> [SET EXERCISE] In the listing below, set out the lines as a JSON list of strings, one string per line and no blank lines. Start with the line containing "lead-column-divider <box>453 388" and continue through the line containing "olympiad-photo[interactable] <box>266 949", including both.

⁂

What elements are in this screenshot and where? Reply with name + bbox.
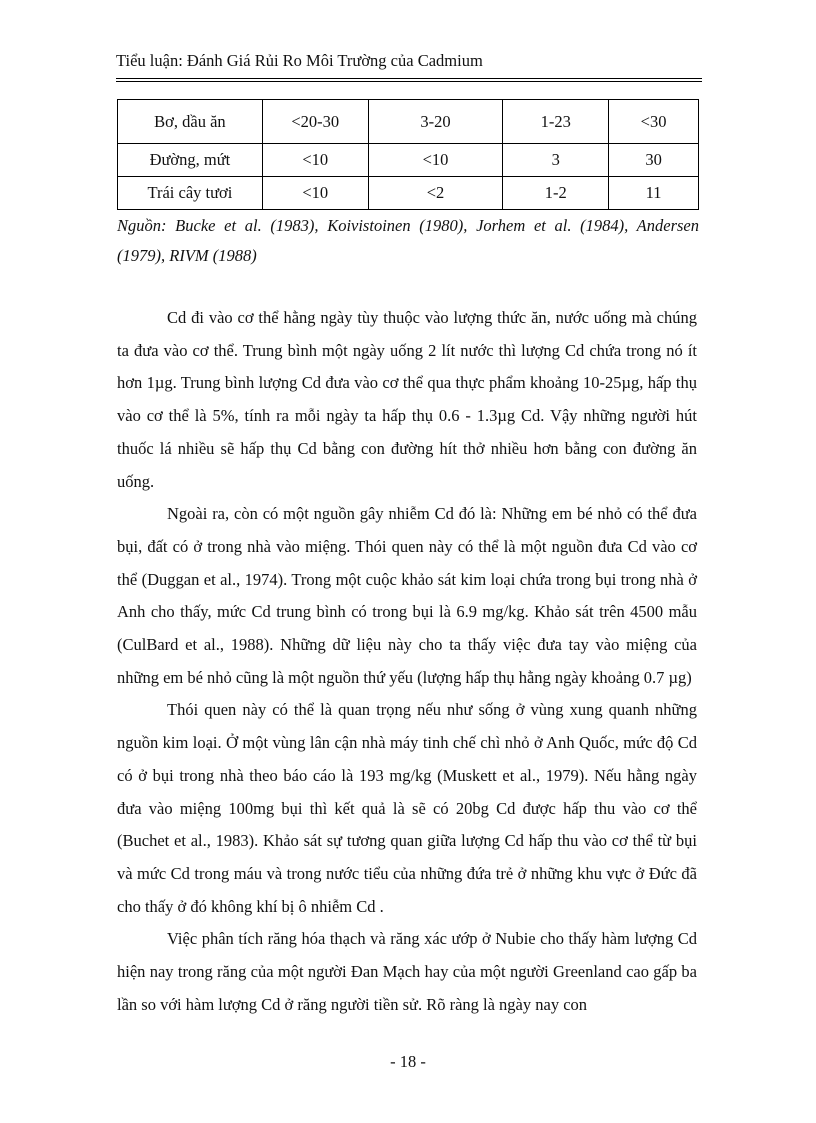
page-number: - 18 - — [390, 1052, 426, 1071]
table-cell: <10 — [368, 144, 503, 177]
paragraph: Ngoài ra, còn có một nguồn gây nhiễm Cd đó là: Những em bé nhỏ có thể đưa bụi, đất có ở trong nhà vào miệng. Thói quen này có thể là một nguồn đưa Cd vào cơ thể (Duggan et al., 1974). Trong một cuộc khảo sát kim loại chứa trong bụi trong nhà ở Anh cho thấy, mức Cd trung bình có trong bụi là 6.9 mg/kg. Khảo sát trên 4500 mẫu (CulBard et al., 1988). Những dữ liệu này cho ta thấy việc đưa tay vào miệng của những em bé nhỏ cũng là một nguồn thứ yếu (lượng hấp thụ hằng ngày khoảng 0.7 µg) — [117, 504, 697, 687]
paragraph: Việc phân tích răng hóa thạch và răng xác ướp ở Nubie cho thấy hàm lượng Cd hiện nay trong răng của một người Đan Mạch hay của một người Greenland cao gấp ba lần so với hàm lượng Cd ở răng người tiền sử. Rõ ràng là ngày nay con — [117, 929, 697, 1014]
table-row — [118, 144, 699, 177]
table-cell: 11 — [609, 177, 699, 210]
table-cell: 1-23 — [503, 100, 609, 144]
page-header-title: Tiểu luận: Đánh Giá Rủi Ro Môi Trường của Cadmium — [116, 51, 483, 70]
table-cell: Trái cây tươi — [118, 177, 263, 210]
table-cell: <20-30 — [262, 100, 368, 144]
table-row — [118, 177, 699, 210]
table-cell: 3 — [503, 144, 609, 177]
table-cell: Bơ, dầu ăn — [118, 100, 263, 144]
header-rule-top — [116, 78, 702, 79]
cadmium-food-table — [117, 99, 699, 210]
table-cell: <2 — [368, 177, 503, 210]
table-cell: <10 — [262, 144, 368, 177]
table-cell: 1-2 — [503, 177, 609, 210]
table-source-note: Nguồn: Bucke et al. (1983), Koivistoinen (1980), Jorhem et al. (1984), Andersen (1979), RIVM (1988) — [117, 216, 699, 265]
paragraph: Cd đi vào cơ thể hằng ngày tùy thuộc vào lượng thức ăn, nước uống mà chúng ta đưa vào cơ thể. Trung bình một ngày uống 2 lít nước thì lượng Cd chứa trong nó ít hơn 1µg. Trung bình lượng Cd đưa vào cơ thể qua thực phẩm khoảng 10-25µg, hấp thụ vào cơ thể là 5%, tính ra mỗi ngày ta hấp thụ 0.6 - 1.3µg Cd. Vậy những người hút thuốc lá nhiều sẽ hấp thụ Cd bằng con đường hít thở nhiều hơn bằng con đường ăn uống. — [117, 308, 697, 491]
header-rule-bottom — [116, 81, 702, 82]
table-cell: 30 — [609, 144, 699, 177]
body-text — [117, 302, 697, 1021]
paragraph: Thói quen này có thể là quan trọng nếu như sống ở vùng xung quanh những nguồn kim loại. Ở một vùng lân cận nhà máy tinh chế chì nhỏ ở Anh Quốc, mức độ Cd có ở bụi trong nhà theo báo cáo là 193 mg/kg (Muskett et al., 1979). Nếu hằng ngày đưa vào miệng 100mg bụi thì kết quả là sẽ có 20bg Cd được hấp thu vào cơ thể (Buchet et al., 1983). Khảo sát sự tương quan giữa lượng Cd hấp thu vào cơ thể từ bụi và mức Cd trong máu và trong nước tiểu của những đứa trẻ ở những khu vực ở Đức đã cho thấy ở đó không khí bị ô nhiễm Cd . — [117, 700, 697, 916]
table-cell: <30 — [609, 100, 699, 144]
table-row — [118, 100, 699, 144]
table-cell: Đường, mứt — [118, 144, 263, 177]
table-cell: 3-20 — [368, 100, 503, 144]
table-cell: <10 — [262, 177, 368, 210]
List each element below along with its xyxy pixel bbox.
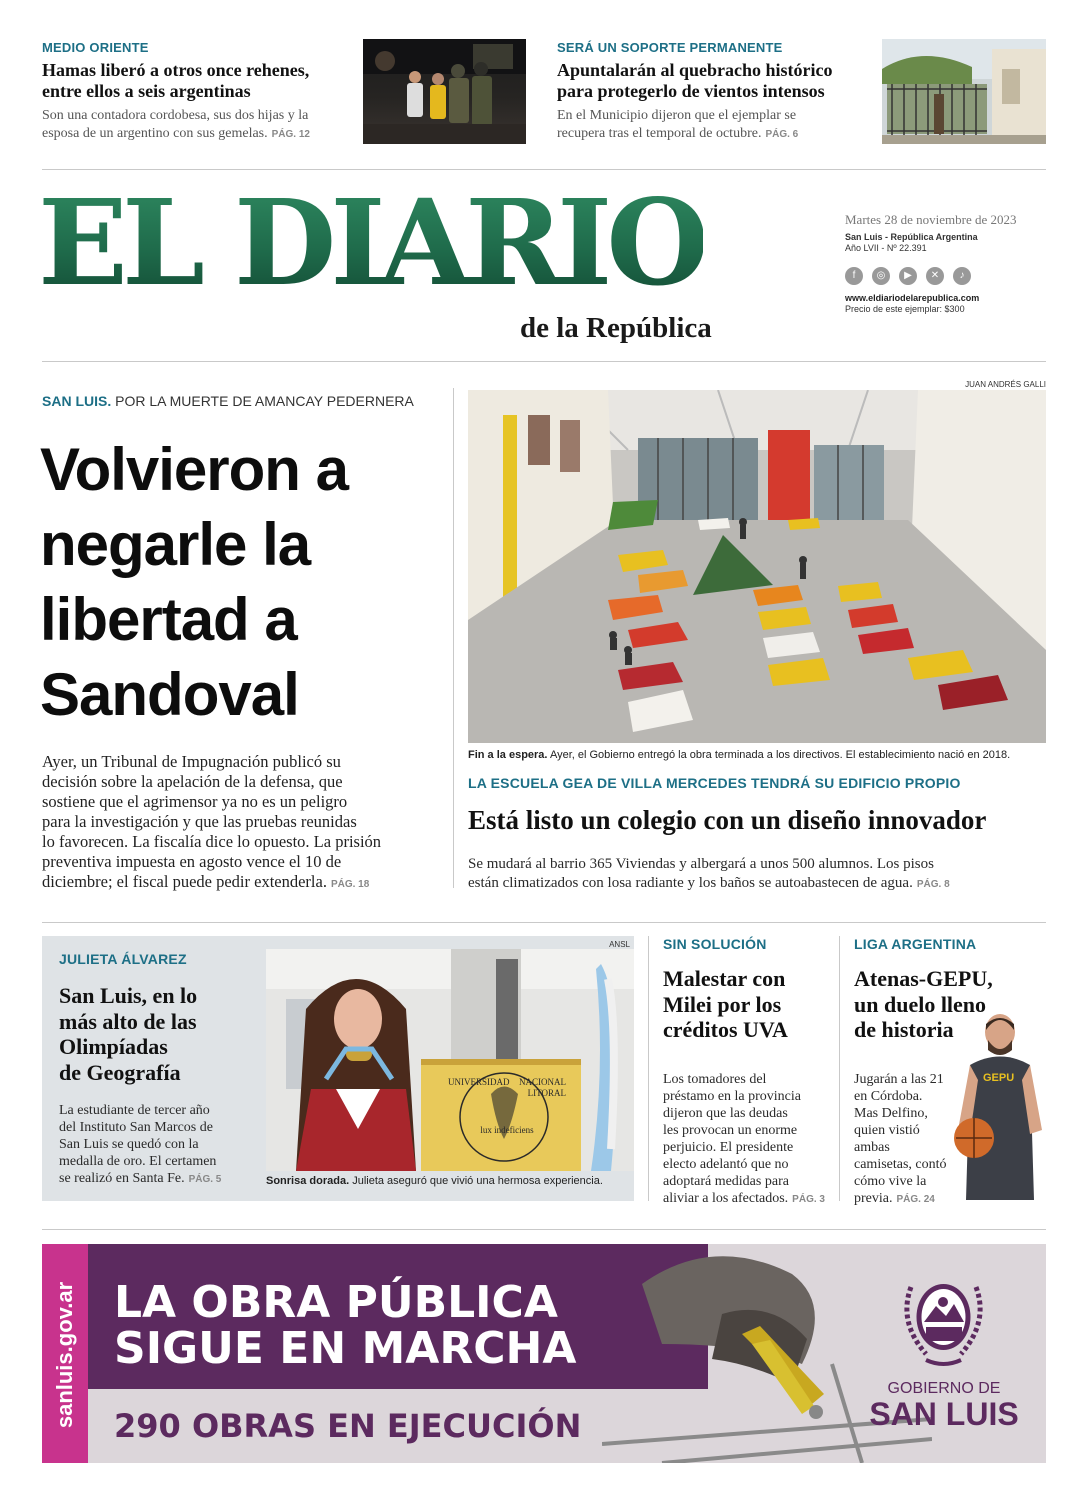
lead-column-divider <box>453 388 454 888</box>
podium-text <box>448 1077 566 1136</box>
top-story-1-headline-l2: entre ellos a seis argentinas <box>42 81 251 101</box>
page-ref: PÁG. 18 <box>330 879 370 890</box>
milei-kicker: SIN SOLUCIÓN <box>663 936 767 952</box>
basket-headline-line: Atenas-GEPU, <box>854 966 993 991</box>
top-divider <box>42 169 1046 170</box>
facebook-icon[interactable]: f <box>845 267 863 285</box>
gov-line2: SAN LUIS <box>869 1396 1019 1432</box>
basket-body-line: cómo vive la <box>854 1174 927 1189</box>
milei-headline-line: Milei por los <box>663 991 782 1017</box>
tiktok-icon[interactable]: ♪ <box>953 267 971 285</box>
lead-body-line: diciembre; el fiscal puede pedir extenderla. <box>42 872 327 891</box>
top-story-2-headline-l2: para protegerlo de vientos intensos <box>557 81 825 101</box>
top-story-1-summary-l2: esposa de un argentino con sus gemelas. <box>42 126 268 141</box>
top-story-2-headline-l1: Apuntalarán al quebracho histórico <box>557 60 833 80</box>
olympiad-body-line: La estudiante de tercer año <box>59 1103 210 1118</box>
page-ref: PÁG. 12 <box>271 129 310 140</box>
olympiad-body-line: San Luis se quedó con la <box>59 1137 199 1152</box>
top-story-1[interactable] <box>42 40 352 144</box>
olympiad-photo[interactable] <box>266 949 634 1171</box>
milei-headline[interactable] <box>663 966 843 1043</box>
top-story-2[interactable] <box>557 40 867 144</box>
edition-date: Martes 28 de noviembre de 2023 <box>845 212 1017 227</box>
olympiad-headline-line: San Luis, en lo <box>59 983 198 1008</box>
lead-headline-l2: negarle la <box>40 511 311 578</box>
lead-body <box>42 752 442 895</box>
page-ref: PÁG. 8 <box>916 879 950 890</box>
school-summary-l1: Se mudará al barrio 365 Viviendas y albergará a unos 500 alumnos. Los pisos <box>468 856 934 872</box>
top-story-1-summary <box>42 107 352 144</box>
basket-body-line: previa. <box>854 1191 893 1206</box>
basket-body <box>854 1071 994 1208</box>
school-headline[interactable]: Está listo un colegio con un diseño innovador <box>468 805 987 835</box>
top-story-2-summary-l2: recupera tras el temporal de octubre. <box>557 126 762 141</box>
milei-body-line: dijeron que las deudas <box>663 1106 788 1121</box>
san-luis-coat-of-arms-icon <box>896 1272 991 1372</box>
olympiad-body-line: medalla de oro. El certamen <box>59 1154 217 1169</box>
podium-text-3: LITORAL <box>527 1088 566 1098</box>
lead-body-line: Ayer, un Tribunal de Impugnación publicó su <box>42 752 341 771</box>
col-divider-1 <box>648 936 649 1201</box>
podium-text-4: lux <box>480 1125 492 1135</box>
milei-headline-line: Malestar con <box>663 966 786 991</box>
jersey-text: GEPU <box>983 1072 1015 1084</box>
school-summary <box>468 855 1058 894</box>
basket-body-line: Jugarán a las 21 <box>854 1072 944 1087</box>
middle-divider <box>42 922 1046 923</box>
milei-body-line: préstamo en la provincia <box>663 1089 802 1104</box>
olympiad-headline-line: más alto de las <box>59 1008 197 1034</box>
lead-headline-l3: libertad a <box>40 586 297 653</box>
top-story-1-headline[interactable] <box>42 60 352 102</box>
basket-kicker: LIGA ARGENTINA <box>854 936 977 952</box>
masthead-title[interactable]: EL DIARIO <box>38 173 704 312</box>
quebracho-photo-illustration <box>882 39 1046 144</box>
school-caption-text: Ayer, el Gobierno entregó la obra terminada a los directivos. El establecimiento nació en 2018. <box>549 749 1011 761</box>
lead-kicker-text: POR LA MUERTE DE AMANCAY PEDERNERA <box>115 393 414 409</box>
lead-kicker-place: SAN LUIS. <box>42 393 112 409</box>
price: Precio de este ejemplar: $300 <box>845 304 965 314</box>
top-story-1-kicker: MEDIO ORIENTE <box>42 40 149 55</box>
lead-headline[interactable] <box>40 432 348 732</box>
school-photo-caption <box>468 749 1046 761</box>
instagram-icon[interactable]: ◎ <box>872 267 890 285</box>
milei-body-line: aliviar a los afectados. <box>663 1191 789 1206</box>
ad-line1: LA OBRA PÚBLICA <box>114 1277 558 1328</box>
basket-body-line: quien vistió <box>854 1123 920 1138</box>
lead-headline-l4: Sandoval <box>40 661 299 728</box>
school-summary-l2: están climatizados con losa radiante y los baños se autoabastecen de agua. <box>468 875 913 891</box>
podium-text-5: indeficiens <box>494 1125 534 1135</box>
lead-kicker <box>42 393 414 409</box>
school-photo[interactable] <box>468 390 1046 743</box>
masthead-divider <box>42 361 1046 362</box>
olympiad-headline[interactable] <box>59 983 259 1085</box>
col-divider-2 <box>839 936 840 1201</box>
page-ref: PÁG. 24 <box>896 1194 935 1205</box>
milei-body-line: electo adelantó que no <box>663 1157 789 1172</box>
hostages-photo[interactable] <box>363 39 526 144</box>
olympiad-headline-line: de Geografía <box>59 1059 181 1085</box>
website-link[interactable]: www.eldiariodelarepublica.com <box>845 293 980 303</box>
basket-headline-line: de historia <box>854 1017 954 1042</box>
basket-body-line: en Córdoba. <box>854 1089 923 1104</box>
edition-info <box>845 212 1045 314</box>
olympiad-photo-illustration <box>266 949 634 1171</box>
lead-body-line: lo favorecen. La fiscalía dice lo opuesto. La prisión <box>42 832 382 851</box>
page-ref: PÁG. 3 <box>792 1194 825 1205</box>
lead-body-line: para la investigación y que las pruebas reunidas <box>42 812 357 831</box>
milei-body-line: perjuicio. El presidente <box>663 1140 794 1155</box>
top-story-2-summary-l1: En el Municipio dijeron que el ejemplar se <box>557 108 797 123</box>
ad-line3: 290 OBRAS EN EJECUCIÓN <box>114 1407 582 1445</box>
top-story-2-kicker: SERÁ UN SOPORTE PERMANENTE <box>557 40 783 55</box>
edition-number: Año LVII - Nº 22.391 <box>845 243 927 253</box>
page-ref: PÁG. 5 <box>188 1174 222 1185</box>
top-story-2-headline[interactable] <box>557 60 867 102</box>
edition-location: San Luis - República Argentina <box>845 232 978 242</box>
school-photo-illustration <box>468 390 1046 743</box>
lead-headline-l1: Volvieron a <box>40 436 348 503</box>
top-story-2-summary <box>557 107 867 144</box>
top-story-1-headline-l1: Hamas liberó a otros once rehenes, <box>42 60 310 80</box>
olympiad-photo-credit: ANSL <box>609 940 630 949</box>
gov-line1: GOBIERNO DE <box>887 1380 1001 1397</box>
olympiad-headline-line: Olimpíadas <box>59 1034 168 1059</box>
bottom-divider <box>42 1229 1046 1230</box>
olympiad-body-line: se realizó en Santa Fe. <box>59 1171 185 1186</box>
lead-body-line: preventiva impuesta en agosto vence el 10 de <box>42 852 342 871</box>
podium-text-1: UNIVERSIDAD <box>448 1077 510 1087</box>
olympiad-caption-bold: Sonrisa dorada. <box>266 1175 350 1187</box>
school-photo-credit: JUAN ANDRÉS GALLI <box>965 380 1046 389</box>
milei-body-line: Los tomadores del <box>663 1072 767 1087</box>
milei-headline-line: créditos UVA <box>663 1017 788 1042</box>
milei-body <box>663 1071 843 1208</box>
masthead-subtitle: de la República <box>520 312 712 344</box>
page-ref: PÁG. 6 <box>765 129 799 140</box>
milei-body-line: les provocan un enorme <box>663 1123 798 1138</box>
top-story-1-summary-l1: Son una contadora cordobesa, sus dos hijas y la <box>42 108 309 123</box>
olympiad-kicker: JULIETA ÁLVAREZ <box>59 951 187 967</box>
basket-body-line: Mas Delfino, <box>854 1106 928 1121</box>
olympiad-photo-caption <box>266 1175 634 1187</box>
olympiad-caption-text: Julieta aseguró que vivió una hermosa experiencia. <box>352 1175 603 1187</box>
quebracho-photo[interactable] <box>882 39 1046 144</box>
social-icons <box>845 265 1045 285</box>
gov-ad-banner[interactable] <box>42 1244 1046 1463</box>
basket-body-line: camisetas, contó <box>854 1157 947 1172</box>
x-icon[interactable]: ✕ <box>926 267 944 285</box>
podium-text-2: NACIONAL <box>519 1077 566 1087</box>
school-kicker: LA ESCUELA GEA DE VILLA MERCEDES TENDRÁ SU EDIFICIO PROPIO <box>468 775 961 791</box>
ad-side-url[interactable]: sanluis.gov.ar <box>52 1281 77 1429</box>
school-caption-bold: Fin a la espera. <box>468 749 548 761</box>
olympiad-body-line: del Instituto San Marcos de <box>59 1120 213 1135</box>
lead-body-line: sostiene que el agrimensor ya no es un peligro <box>42 792 348 811</box>
ad-line2: SIGUE EN MARCHA <box>114 1323 577 1374</box>
lead-body-line: decisión sobre la apelación de la defensa, que <box>42 772 343 791</box>
basket-body-line: ambas <box>854 1140 890 1155</box>
milei-body-line: adoptará medidas para <box>663 1174 789 1189</box>
basket-headline-line: un duelo lleno <box>854 991 987 1017</box>
olympiad-body <box>59 1102 264 1188</box>
hostages-photo-illustration <box>363 39 526 144</box>
youtube-icon[interactable]: ▶ <box>899 267 917 285</box>
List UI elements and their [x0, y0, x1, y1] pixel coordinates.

⁂

> [FULL SOLUTION]
[
  "lead-column-divider <box>453 388 454 888</box>",
  "podium-text <box>448 1077 566 1136</box>",
  "top-story-1-headline-l2: entre ellos a seis argentinas <box>42 81 251 101</box>",
  "page-ref: PÁG. 18 <box>330 879 370 890</box>",
  "milei-kicker: SIN SOLUCIÓN <box>663 936 767 952</box>",
  "basket-headline-line: Atenas-GEPU, <box>854 966 993 991</box>",
  "top-divider <box>42 169 1046 170</box>",
  "facebook-icon[interactable]: f <box>845 267 863 285</box>",
  "gov-line2: SAN LUIS <box>869 1396 1019 1432</box>",
  "basket-body-line: cómo vive la <box>854 1174 927 1189</box>",
  "milei-headline-line: Milei por los <box>663 991 782 1017</box>",
  "tiktok-icon[interactable]: ♪ <box>953 267 971 285</box>",
  "lead-body-line: diciembre; el fiscal puede pedir extenderla. <box>42 872 327 891</box>",
  "top-story-2-headline-l2: para protegerlo de vientos intensos <box>557 81 825 101</box>",
  "top-story-1-summary-l2: esposa de un argentino con sus gemelas. <box>42 126 268 141</box>",
  "top-story-2-headline-l1: Apuntalarán al quebracho histórico <box>557 60 833 80</box>",
  "olympiad-body-line: La estudiante de tercer año <box>59 1103 210 1118</box>",
  "page-ref: PÁG. 12 <box>271 129 310 140</box>",
  "olympiad-body-line: San Luis se quedó con la <box>59 1137 199 1152</box>",
  "top-story-1[interactable] <box>42 40 352 144</box>",
  "olympiad-photo[interactable] <box>266 949 634 1171</box>"
]